◆ **GIVEN DATA**
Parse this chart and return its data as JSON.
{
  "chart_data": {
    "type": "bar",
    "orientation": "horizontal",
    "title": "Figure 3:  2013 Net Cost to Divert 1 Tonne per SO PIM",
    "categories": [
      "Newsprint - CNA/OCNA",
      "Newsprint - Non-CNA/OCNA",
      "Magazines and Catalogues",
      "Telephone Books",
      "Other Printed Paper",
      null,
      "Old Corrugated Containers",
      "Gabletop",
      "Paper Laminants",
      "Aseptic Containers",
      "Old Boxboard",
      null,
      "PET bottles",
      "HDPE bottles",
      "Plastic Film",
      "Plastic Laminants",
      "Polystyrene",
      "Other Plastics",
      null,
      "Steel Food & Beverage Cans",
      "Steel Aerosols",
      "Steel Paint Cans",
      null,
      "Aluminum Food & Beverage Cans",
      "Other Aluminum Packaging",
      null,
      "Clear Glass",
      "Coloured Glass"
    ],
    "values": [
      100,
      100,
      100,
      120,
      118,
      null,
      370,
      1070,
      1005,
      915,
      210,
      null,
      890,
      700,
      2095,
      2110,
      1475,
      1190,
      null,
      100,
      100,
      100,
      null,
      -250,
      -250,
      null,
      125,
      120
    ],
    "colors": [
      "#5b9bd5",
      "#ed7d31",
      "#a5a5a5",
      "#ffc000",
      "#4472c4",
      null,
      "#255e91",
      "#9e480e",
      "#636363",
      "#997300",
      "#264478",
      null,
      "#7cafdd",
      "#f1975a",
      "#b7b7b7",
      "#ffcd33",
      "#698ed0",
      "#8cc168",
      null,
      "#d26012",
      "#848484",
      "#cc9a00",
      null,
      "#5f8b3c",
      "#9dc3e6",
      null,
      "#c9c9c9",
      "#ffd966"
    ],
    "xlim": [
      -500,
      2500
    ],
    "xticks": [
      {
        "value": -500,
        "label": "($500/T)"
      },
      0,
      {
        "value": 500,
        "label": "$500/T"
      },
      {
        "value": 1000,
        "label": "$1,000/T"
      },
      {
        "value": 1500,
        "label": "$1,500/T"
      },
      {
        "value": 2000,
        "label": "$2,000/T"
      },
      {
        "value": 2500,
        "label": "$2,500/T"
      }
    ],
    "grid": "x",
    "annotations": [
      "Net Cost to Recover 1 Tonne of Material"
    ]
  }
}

◆ **TASK PROMPT**
From the data above, copy out every line with the string "Tonne" in it.

◆ **SOLUTION FOR THIS TASK**
    "title": "Figure 3:  2013 Net Cost to Divert 1 Tonne per SO PIM",
      "Net Cost to Recover 1 Tonne of Material"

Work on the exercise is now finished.